Scan the records and identify every line in which the string "dolor" occurs, then return those lines.
-- begin ENTRIES SHOWN --
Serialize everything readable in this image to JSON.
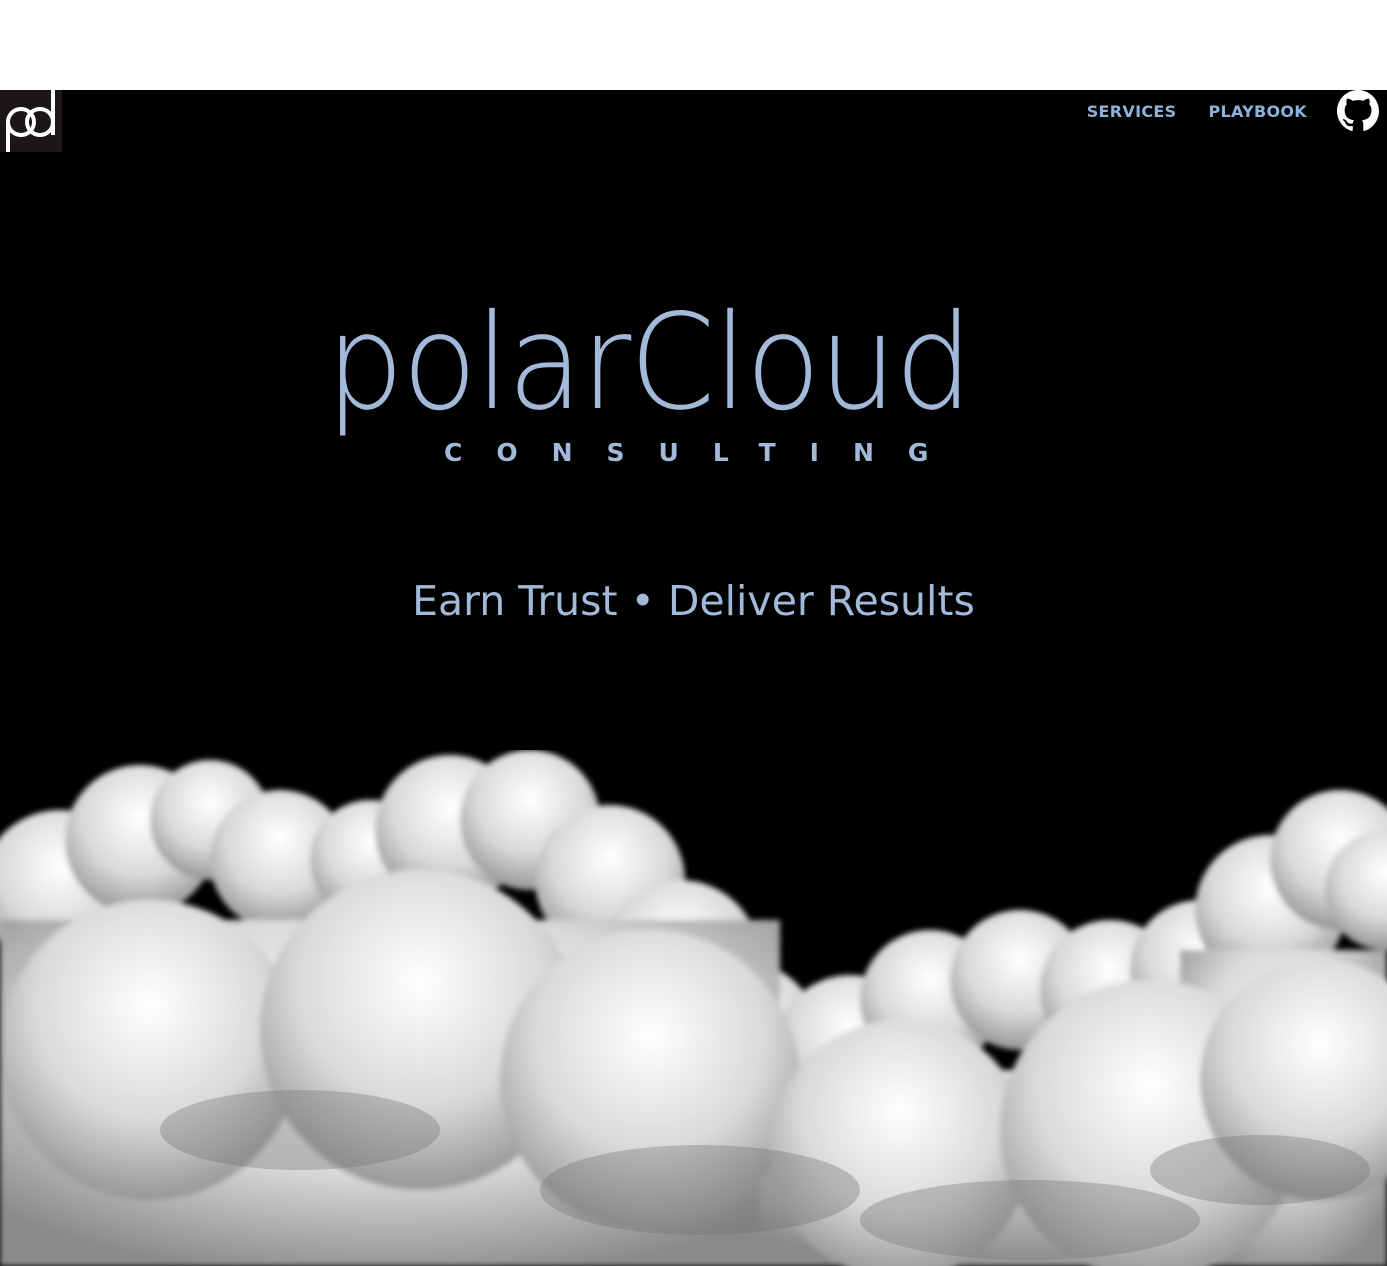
{
  "nav": {
    "items": [
      {
        "label": "SERVICES"
      },
      {
        "label": "PLAYBOOK"
      }
    ],
    "github_icon": "github-icon"
  },
  "logo": {
    "mark_text": "pd",
    "icon": "pd-monogram-icon"
  },
  "brand": {
    "name": "polarCloud",
    "subtitle": "CONSULTING"
  },
  "hero": {
    "tagline": "Earn Trust • Deliver Results",
    "background": "clouds-image"
  },
  "colors": {
    "accent": "#a3b9da",
    "nav": "#8fb2dc",
    "background": "#000000"
  }
}
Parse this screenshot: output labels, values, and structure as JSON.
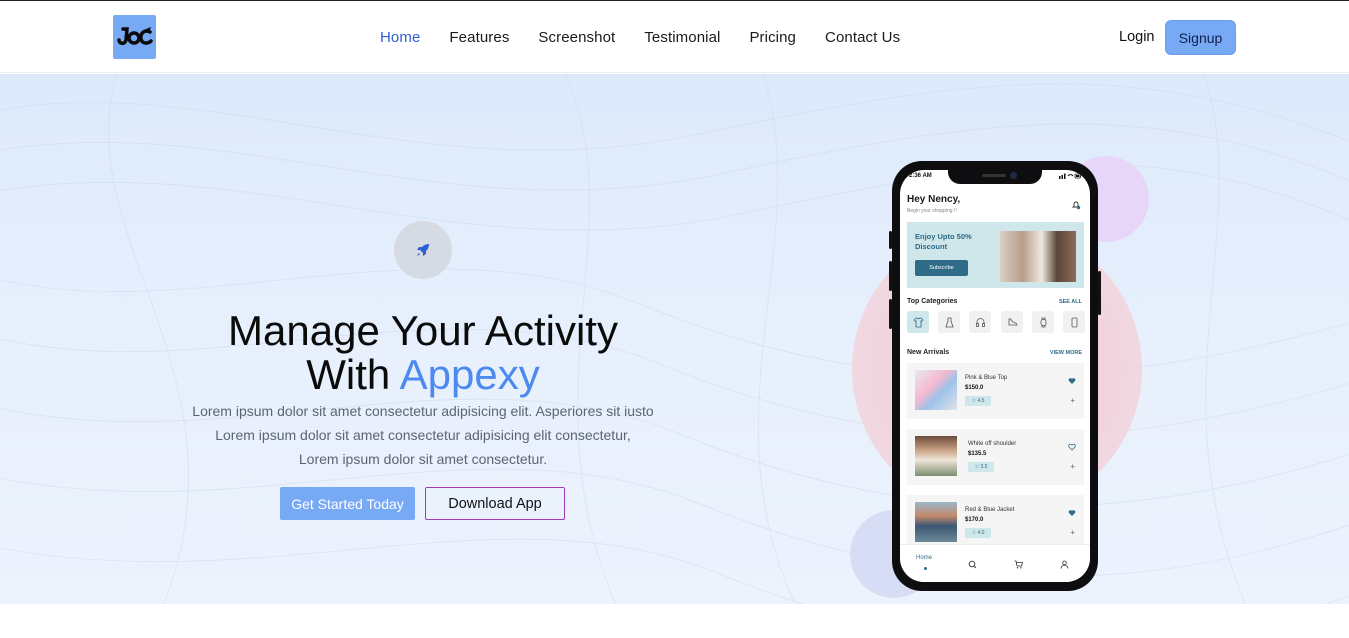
{
  "nav": {
    "logo_text": "JOE",
    "items": [
      {
        "label": "Home",
        "active": true
      },
      {
        "label": "Features",
        "active": false
      },
      {
        "label": "Screenshot",
        "active": false
      },
      {
        "label": "Testimonial",
        "active": false
      },
      {
        "label": "Pricing",
        "active": false
      },
      {
        "label": "Contact Us",
        "active": false
      }
    ],
    "login_label": "Login",
    "signup_label": "Signup"
  },
  "hero": {
    "icon": "rocket-icon",
    "title_line1": "Manage Your Activity",
    "title_line2_prefix": "With ",
    "title_line2_accent": "Appexy",
    "description_lines": [
      "Lorem ipsum dolor sit amet consectetur adipisicing elit. Asperiores sit iusto",
      "Lorem ipsum dolor sit amet consectetur adipisicing elit consectetur,",
      "Lorem ipsum dolor sit amet consectetur."
    ],
    "primary_button": "Get Started Today",
    "secondary_button": "Download App"
  },
  "phone": {
    "status_time": "2:36 AM",
    "greeting": "Hey Nency,",
    "greeting_sub": "Begin your shopping !!",
    "promo_title": "Enjoy Upto 50% Discount",
    "promo_button": "Subscribe",
    "categories_title": "Top Categories",
    "categories_link": "SEE ALL",
    "category_icons": [
      "shirt-icon",
      "dress-icon",
      "headphones-icon",
      "shoe-icon",
      "watch-icon",
      "phone-icon"
    ],
    "arrivals_title": "New Arrivals",
    "arrivals_link": "VIEW MORE",
    "products": [
      {
        "name": "Pink & Blue Top",
        "price": "$150.0",
        "rating": "☆ 4.5",
        "favorite": true
      },
      {
        "name": "White off shoulder",
        "price": "$135.5",
        "rating": "☆ 3.5",
        "favorite": false
      },
      {
        "name": "Red & Blue Jacket",
        "price": "$170.0",
        "rating": "☆ 4.0",
        "favorite": true
      }
    ],
    "tab_home": "Home",
    "tab_icons": [
      "search-icon",
      "cart-icon",
      "user-icon"
    ]
  },
  "colors": {
    "accent": "#4c8af0",
    "button": "#78a9f4",
    "outline": "#a23ab3",
    "app_teal": "#2f6c88"
  }
}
-- end ENTRIES SHOWN --
§ FINAL ANSWER:
      "Lorem ipsum dolor sit amet consectetur adipisicing elit. Asperiores sit iusto",
      "Lorem ipsum dolor sit amet consectetur adipisicing elit consectetur,",
      "Lorem ipsum dolor sit amet consectetur."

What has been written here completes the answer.